--- Raw data ---
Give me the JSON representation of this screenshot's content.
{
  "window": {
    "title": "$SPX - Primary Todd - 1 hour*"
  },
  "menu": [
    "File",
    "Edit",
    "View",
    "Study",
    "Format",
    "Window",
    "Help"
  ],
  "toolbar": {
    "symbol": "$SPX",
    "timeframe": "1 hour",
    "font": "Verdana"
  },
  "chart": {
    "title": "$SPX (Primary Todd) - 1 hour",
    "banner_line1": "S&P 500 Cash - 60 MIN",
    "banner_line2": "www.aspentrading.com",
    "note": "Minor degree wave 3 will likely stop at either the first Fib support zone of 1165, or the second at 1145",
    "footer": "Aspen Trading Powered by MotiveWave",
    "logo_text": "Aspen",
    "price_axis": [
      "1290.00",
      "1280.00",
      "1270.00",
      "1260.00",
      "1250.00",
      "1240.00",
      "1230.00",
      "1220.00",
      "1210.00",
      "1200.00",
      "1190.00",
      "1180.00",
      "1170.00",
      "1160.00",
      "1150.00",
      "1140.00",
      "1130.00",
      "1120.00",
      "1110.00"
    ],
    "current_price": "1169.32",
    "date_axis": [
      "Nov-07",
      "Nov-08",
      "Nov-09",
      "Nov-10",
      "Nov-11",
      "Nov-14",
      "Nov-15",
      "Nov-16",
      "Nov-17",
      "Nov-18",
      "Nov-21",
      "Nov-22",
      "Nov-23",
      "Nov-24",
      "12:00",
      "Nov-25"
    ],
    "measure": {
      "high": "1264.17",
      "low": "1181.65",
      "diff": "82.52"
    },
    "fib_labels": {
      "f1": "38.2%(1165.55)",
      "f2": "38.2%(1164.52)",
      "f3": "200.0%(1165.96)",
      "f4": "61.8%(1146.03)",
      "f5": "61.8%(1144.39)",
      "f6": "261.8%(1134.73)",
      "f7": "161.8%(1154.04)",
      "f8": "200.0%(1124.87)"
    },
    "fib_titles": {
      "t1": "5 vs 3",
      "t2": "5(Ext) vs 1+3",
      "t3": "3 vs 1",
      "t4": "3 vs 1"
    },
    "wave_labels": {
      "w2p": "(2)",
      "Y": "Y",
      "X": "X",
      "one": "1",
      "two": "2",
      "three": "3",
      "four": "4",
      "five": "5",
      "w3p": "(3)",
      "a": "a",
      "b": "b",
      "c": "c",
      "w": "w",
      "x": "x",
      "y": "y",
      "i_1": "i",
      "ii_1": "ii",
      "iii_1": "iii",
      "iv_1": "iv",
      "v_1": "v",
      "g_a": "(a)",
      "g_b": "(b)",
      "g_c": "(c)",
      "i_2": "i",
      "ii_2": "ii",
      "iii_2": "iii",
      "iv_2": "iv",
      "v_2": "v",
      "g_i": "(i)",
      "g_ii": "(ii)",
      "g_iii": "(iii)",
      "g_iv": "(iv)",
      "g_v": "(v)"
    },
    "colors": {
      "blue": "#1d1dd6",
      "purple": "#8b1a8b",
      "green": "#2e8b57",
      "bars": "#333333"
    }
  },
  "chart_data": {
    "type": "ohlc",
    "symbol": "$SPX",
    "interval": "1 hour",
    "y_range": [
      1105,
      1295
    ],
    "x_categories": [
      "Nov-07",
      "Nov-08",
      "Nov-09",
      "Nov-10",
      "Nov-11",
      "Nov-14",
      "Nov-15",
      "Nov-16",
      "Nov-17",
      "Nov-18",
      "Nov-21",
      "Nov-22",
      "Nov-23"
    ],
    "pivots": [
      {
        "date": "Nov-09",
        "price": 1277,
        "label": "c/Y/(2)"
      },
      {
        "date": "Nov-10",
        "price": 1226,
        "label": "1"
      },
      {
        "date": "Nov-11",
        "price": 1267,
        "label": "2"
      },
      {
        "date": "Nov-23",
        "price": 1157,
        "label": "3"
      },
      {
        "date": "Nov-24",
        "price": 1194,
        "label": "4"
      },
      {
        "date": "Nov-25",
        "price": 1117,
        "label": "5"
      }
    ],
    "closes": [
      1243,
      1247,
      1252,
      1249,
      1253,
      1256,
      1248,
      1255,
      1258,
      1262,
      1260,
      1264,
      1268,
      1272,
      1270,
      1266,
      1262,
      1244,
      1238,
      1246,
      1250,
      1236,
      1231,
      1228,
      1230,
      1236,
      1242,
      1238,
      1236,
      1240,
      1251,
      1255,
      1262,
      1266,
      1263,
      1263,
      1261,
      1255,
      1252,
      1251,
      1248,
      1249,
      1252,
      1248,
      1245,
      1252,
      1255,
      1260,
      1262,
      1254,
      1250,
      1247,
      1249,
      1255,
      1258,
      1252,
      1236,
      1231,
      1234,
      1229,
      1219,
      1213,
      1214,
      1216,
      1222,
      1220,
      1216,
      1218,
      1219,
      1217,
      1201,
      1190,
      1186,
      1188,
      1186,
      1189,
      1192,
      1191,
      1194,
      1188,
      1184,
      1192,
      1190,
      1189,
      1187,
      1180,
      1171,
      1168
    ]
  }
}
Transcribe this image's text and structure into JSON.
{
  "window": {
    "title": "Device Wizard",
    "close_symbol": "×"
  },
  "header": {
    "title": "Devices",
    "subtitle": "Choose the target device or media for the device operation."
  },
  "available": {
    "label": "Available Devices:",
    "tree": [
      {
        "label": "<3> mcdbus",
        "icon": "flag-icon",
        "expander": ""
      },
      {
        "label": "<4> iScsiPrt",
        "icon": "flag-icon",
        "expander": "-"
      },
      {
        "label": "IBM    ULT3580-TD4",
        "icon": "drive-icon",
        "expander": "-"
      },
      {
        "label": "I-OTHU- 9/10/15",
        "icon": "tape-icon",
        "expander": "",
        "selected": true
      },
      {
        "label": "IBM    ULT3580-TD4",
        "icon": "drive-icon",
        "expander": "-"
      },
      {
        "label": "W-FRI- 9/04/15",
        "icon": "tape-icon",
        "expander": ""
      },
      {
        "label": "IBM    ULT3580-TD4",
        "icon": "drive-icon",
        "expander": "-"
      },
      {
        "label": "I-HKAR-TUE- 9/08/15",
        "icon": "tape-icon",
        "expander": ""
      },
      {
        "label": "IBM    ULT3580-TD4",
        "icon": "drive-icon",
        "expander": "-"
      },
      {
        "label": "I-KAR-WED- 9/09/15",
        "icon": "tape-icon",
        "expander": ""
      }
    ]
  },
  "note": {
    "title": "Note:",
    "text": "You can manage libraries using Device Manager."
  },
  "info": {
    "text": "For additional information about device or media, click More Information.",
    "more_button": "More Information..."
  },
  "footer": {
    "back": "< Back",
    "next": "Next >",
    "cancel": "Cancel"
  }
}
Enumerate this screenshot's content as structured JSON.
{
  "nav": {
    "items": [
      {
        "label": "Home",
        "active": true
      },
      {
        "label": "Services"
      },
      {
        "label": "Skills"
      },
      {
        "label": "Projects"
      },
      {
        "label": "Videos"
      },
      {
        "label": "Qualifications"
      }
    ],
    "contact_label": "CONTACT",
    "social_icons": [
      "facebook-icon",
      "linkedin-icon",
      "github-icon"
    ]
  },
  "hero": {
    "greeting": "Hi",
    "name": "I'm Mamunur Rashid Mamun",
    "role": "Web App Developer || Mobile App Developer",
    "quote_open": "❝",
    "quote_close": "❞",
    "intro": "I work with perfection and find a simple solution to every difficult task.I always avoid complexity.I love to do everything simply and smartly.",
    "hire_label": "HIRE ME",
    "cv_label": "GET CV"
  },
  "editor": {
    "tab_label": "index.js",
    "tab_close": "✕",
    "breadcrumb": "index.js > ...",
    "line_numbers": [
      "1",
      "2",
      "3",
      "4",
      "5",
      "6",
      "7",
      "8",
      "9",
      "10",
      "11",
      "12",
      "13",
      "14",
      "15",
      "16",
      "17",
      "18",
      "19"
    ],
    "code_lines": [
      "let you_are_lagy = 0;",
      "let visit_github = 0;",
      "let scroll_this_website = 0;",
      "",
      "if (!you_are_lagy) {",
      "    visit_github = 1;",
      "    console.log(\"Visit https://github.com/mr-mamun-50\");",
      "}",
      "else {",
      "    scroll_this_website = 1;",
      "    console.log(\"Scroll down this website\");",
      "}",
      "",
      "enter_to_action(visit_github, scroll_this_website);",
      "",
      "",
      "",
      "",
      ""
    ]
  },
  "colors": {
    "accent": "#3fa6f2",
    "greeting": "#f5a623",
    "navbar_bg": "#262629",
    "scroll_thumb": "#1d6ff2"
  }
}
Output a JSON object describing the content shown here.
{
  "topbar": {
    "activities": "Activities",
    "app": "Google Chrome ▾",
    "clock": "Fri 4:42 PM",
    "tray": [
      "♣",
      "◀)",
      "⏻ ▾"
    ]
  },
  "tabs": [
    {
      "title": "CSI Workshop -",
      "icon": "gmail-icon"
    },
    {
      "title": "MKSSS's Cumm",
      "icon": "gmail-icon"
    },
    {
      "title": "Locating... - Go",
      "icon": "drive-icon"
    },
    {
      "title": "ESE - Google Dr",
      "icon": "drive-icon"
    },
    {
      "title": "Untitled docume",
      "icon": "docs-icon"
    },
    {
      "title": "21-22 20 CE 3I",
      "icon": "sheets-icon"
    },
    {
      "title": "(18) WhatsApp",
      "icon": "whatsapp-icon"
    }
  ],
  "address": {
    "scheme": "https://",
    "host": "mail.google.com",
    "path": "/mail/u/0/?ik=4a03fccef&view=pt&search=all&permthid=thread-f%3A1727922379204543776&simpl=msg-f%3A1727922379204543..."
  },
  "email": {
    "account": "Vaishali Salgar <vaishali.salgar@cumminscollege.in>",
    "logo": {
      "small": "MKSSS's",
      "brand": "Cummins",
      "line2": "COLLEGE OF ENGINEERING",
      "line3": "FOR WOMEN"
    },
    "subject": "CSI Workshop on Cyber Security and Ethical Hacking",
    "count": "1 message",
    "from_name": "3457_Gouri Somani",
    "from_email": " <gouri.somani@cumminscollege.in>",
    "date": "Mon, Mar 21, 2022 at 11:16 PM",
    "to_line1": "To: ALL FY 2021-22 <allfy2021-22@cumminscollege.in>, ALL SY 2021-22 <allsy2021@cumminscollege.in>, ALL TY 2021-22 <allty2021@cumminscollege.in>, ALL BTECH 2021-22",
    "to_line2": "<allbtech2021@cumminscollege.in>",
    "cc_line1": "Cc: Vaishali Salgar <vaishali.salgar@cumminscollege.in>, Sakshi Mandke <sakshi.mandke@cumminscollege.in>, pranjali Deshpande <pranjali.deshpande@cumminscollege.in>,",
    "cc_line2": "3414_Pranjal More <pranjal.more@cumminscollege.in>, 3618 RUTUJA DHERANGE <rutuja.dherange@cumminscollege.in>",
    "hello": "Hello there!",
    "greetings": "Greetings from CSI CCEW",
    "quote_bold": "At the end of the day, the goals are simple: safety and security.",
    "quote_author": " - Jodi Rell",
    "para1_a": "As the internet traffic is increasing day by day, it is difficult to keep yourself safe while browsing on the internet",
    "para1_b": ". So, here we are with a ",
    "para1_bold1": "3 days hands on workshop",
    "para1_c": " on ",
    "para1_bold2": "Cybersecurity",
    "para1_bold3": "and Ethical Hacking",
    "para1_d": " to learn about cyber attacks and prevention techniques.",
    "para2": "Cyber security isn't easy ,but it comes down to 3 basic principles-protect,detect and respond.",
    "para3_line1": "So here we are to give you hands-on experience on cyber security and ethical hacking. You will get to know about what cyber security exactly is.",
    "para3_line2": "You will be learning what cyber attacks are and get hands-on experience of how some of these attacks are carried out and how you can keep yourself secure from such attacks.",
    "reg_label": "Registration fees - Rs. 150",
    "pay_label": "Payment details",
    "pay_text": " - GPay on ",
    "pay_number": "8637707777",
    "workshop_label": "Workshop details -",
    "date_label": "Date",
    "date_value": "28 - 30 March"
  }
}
---
**What you should do**
Find every line that includes the string "Devices". Report how many there are and nothing else.

**Problem solution**
2